--- Raw data ---
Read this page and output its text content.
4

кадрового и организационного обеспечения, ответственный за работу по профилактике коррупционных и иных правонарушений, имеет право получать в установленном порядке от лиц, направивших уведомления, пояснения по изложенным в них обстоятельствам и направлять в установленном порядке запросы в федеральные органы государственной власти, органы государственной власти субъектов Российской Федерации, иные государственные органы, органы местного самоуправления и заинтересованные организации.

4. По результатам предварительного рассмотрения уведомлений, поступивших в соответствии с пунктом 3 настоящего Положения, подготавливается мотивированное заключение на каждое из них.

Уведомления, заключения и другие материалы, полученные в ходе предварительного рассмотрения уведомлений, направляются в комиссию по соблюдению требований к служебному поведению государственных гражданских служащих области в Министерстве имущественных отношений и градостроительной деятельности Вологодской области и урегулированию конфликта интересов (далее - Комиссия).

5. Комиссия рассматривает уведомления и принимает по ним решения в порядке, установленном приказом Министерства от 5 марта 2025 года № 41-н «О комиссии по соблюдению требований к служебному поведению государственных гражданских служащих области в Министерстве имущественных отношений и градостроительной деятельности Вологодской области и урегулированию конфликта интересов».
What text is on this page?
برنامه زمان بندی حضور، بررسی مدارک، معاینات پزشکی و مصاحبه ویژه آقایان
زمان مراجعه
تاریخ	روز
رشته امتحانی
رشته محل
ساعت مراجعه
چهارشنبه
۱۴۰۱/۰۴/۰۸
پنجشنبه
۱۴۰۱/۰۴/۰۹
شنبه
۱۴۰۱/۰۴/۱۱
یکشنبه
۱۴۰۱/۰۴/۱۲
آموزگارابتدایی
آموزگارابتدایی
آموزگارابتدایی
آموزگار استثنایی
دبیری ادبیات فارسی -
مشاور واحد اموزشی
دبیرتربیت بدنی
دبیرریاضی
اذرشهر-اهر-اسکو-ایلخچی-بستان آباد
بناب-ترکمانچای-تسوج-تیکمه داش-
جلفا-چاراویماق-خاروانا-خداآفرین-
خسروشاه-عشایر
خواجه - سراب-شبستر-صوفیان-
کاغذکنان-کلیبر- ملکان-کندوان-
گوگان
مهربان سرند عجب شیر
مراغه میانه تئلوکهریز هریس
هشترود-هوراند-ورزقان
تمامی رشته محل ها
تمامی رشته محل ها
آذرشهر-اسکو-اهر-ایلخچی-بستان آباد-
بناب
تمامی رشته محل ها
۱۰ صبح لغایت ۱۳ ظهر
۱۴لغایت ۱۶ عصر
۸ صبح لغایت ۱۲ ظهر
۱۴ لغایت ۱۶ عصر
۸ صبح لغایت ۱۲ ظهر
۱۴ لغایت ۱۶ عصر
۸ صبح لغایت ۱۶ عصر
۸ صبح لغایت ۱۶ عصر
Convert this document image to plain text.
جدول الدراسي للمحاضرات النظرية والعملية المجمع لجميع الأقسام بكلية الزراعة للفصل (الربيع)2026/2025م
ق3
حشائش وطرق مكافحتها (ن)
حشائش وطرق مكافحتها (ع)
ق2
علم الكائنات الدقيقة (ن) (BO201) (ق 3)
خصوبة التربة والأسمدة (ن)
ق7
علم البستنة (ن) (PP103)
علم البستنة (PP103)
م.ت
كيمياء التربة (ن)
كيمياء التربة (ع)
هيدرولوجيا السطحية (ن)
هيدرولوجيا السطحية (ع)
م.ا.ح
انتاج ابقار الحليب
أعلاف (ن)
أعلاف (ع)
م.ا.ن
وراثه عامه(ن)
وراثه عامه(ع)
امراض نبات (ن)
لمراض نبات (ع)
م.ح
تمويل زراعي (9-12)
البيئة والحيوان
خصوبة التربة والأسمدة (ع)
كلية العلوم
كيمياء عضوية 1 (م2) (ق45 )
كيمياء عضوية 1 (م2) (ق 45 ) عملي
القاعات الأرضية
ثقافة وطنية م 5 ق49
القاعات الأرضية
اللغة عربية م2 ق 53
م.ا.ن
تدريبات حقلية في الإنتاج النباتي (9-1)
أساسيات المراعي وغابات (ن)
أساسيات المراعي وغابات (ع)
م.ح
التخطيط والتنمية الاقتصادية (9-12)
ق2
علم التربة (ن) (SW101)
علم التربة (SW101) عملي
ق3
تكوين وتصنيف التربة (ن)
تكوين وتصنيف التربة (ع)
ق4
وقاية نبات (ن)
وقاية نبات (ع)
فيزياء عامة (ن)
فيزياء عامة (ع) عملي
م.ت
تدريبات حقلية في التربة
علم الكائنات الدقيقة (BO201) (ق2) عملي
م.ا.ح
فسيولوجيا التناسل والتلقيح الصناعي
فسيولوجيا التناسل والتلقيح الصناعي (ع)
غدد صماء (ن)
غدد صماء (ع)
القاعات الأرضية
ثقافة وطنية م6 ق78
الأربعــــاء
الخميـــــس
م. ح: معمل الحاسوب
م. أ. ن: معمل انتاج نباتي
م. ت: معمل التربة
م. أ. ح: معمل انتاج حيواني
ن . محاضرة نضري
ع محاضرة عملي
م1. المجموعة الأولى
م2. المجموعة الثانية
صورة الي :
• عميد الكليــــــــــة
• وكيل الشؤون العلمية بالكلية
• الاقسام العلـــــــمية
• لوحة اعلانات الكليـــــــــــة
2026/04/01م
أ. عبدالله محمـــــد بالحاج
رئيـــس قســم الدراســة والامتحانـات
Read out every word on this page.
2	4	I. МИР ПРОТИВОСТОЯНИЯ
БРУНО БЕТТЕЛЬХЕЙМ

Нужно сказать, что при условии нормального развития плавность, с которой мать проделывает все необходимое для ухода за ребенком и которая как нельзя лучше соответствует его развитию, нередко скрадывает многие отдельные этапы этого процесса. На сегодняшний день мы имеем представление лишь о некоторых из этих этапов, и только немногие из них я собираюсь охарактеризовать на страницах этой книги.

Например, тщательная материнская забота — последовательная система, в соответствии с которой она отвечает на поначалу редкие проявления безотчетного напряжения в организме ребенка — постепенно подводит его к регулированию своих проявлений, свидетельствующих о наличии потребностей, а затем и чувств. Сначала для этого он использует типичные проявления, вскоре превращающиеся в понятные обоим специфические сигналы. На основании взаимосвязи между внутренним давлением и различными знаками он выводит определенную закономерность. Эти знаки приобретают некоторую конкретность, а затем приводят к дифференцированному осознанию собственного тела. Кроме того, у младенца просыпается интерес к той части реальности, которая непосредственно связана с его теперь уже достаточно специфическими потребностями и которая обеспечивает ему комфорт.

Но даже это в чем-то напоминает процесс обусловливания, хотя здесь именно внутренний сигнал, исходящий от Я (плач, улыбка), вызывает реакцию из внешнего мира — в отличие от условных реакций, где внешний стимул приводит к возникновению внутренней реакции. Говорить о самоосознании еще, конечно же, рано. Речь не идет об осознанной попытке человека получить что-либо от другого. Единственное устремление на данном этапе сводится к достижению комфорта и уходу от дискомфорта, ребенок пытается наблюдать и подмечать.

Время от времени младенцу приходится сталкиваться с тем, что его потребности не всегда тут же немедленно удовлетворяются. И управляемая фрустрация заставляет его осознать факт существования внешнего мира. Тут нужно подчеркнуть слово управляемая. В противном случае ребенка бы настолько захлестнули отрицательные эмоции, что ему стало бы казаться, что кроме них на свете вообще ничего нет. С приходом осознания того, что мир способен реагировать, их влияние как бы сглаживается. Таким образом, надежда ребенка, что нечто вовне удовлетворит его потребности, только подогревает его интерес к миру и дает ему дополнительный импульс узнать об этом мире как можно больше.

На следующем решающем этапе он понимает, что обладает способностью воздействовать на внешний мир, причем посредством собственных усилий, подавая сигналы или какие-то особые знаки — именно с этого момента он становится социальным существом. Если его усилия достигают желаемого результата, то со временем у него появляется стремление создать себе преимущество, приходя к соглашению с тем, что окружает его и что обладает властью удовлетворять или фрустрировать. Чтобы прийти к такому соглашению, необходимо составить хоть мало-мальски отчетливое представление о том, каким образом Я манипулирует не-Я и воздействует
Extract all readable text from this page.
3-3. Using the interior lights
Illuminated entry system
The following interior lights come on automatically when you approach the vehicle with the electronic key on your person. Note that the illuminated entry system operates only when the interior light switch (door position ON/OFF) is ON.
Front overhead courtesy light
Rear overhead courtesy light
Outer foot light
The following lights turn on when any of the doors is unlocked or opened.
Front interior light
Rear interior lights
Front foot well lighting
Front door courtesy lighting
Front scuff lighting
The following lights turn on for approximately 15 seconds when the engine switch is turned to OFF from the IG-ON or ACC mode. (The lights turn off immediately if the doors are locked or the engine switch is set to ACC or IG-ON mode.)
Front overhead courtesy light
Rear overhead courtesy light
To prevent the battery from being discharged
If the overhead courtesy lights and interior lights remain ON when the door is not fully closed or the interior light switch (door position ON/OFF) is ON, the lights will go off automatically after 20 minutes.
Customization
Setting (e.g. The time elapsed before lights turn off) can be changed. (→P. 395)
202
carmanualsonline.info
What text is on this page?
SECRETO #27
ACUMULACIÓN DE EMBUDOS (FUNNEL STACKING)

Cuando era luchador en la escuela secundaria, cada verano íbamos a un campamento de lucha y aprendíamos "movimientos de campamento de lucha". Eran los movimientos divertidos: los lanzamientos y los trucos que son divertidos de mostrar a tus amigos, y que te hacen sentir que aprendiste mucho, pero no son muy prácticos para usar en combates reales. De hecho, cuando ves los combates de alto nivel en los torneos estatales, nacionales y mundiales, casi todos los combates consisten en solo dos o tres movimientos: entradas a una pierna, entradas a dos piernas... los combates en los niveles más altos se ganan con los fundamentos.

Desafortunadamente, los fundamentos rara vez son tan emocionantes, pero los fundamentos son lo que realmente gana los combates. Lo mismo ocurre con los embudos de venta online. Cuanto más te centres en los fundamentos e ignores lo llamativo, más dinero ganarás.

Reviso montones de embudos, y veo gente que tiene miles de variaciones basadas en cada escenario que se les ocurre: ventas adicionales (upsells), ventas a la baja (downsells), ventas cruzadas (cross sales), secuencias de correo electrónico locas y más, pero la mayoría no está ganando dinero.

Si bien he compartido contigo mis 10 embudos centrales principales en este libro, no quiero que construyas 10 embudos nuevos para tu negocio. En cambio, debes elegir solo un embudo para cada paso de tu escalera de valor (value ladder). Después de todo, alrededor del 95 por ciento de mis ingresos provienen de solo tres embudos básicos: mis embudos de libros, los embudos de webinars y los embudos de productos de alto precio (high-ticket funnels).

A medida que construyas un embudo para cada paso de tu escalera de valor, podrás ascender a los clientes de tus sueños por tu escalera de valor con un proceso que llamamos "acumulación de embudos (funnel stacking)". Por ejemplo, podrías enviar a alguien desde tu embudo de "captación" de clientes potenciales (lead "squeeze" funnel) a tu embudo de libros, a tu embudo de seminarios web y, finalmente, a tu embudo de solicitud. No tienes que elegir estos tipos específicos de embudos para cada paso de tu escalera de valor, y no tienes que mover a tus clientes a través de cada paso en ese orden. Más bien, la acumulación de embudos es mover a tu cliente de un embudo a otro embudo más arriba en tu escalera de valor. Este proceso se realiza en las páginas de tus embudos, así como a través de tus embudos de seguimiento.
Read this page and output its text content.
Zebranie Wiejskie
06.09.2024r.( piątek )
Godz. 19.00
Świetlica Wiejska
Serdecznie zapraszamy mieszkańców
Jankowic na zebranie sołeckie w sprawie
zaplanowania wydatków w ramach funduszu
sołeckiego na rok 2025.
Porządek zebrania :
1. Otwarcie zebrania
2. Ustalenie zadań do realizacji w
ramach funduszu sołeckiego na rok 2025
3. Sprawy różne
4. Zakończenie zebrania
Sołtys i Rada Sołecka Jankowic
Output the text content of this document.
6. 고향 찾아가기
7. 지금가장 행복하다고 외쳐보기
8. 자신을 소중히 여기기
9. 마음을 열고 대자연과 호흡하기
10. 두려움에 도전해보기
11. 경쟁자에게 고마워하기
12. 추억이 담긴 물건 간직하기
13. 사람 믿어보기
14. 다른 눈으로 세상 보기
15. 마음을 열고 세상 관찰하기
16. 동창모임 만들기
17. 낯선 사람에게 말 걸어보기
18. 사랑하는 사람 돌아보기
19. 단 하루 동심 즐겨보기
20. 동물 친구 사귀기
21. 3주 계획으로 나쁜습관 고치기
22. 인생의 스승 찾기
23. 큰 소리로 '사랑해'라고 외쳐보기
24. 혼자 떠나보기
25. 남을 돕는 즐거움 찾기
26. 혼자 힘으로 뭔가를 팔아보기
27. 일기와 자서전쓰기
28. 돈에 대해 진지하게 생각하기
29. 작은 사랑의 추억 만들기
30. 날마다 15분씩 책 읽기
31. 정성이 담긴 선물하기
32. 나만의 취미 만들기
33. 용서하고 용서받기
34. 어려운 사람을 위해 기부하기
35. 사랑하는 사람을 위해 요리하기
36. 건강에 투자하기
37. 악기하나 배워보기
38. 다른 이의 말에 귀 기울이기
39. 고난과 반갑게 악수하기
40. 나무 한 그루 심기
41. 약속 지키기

--- Written request ---
Search the data for the string "عضوية". List each line that has it.

--- Expected answer ---
كيمياء عضوية 1 (م2) (ق45 )
كيمياء عضوية 1 (م2) (ق 45 ) عملي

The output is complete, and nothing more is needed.